■ **REQUEST**
Search the records for the word "Verkaufspreis" and report each line that has it.
====== DATASET CONTENT ======
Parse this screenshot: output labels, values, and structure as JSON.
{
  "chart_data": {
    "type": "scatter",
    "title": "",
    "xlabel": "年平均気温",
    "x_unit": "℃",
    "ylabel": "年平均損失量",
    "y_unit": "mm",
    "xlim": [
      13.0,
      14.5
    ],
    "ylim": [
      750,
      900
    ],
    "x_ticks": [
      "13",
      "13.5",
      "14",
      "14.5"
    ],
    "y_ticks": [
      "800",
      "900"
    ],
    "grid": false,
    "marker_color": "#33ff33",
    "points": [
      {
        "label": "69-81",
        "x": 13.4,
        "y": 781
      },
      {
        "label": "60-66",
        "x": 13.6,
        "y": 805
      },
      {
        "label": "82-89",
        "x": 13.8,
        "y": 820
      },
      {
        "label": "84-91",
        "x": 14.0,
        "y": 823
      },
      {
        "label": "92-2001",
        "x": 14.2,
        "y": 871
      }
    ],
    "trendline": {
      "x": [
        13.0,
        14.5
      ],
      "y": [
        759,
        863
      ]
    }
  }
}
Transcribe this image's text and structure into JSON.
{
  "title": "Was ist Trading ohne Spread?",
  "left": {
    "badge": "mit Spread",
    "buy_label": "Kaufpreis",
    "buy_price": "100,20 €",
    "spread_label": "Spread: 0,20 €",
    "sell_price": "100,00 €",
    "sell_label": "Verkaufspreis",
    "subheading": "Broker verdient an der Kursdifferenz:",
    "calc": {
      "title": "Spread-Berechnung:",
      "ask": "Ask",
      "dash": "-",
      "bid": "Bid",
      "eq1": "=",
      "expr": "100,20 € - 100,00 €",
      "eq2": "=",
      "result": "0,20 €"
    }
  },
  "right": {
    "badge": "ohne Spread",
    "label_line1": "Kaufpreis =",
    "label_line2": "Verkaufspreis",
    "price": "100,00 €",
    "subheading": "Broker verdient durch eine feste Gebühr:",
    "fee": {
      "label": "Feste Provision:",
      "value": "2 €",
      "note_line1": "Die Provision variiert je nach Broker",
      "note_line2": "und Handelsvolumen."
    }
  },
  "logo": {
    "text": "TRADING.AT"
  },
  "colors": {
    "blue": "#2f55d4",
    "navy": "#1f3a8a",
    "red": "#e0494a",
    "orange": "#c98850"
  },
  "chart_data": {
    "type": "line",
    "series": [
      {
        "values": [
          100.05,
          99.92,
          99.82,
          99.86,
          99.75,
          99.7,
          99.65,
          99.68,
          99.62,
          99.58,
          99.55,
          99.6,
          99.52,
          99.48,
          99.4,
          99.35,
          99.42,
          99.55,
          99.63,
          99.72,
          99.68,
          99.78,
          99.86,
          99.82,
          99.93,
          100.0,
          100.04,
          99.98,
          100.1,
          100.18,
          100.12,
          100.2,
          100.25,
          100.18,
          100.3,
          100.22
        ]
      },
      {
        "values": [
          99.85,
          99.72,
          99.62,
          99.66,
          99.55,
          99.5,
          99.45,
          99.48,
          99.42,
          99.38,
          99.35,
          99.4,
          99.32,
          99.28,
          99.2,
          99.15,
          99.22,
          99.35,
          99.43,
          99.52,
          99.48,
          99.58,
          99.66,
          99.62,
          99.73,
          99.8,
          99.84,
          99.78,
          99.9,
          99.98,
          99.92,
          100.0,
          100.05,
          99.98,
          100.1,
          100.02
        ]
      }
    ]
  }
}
======
■ **RESPONSE TO THE TASK**
    "sell_label": "Verkaufspreis",
    "label_line2": "Verkaufspreis",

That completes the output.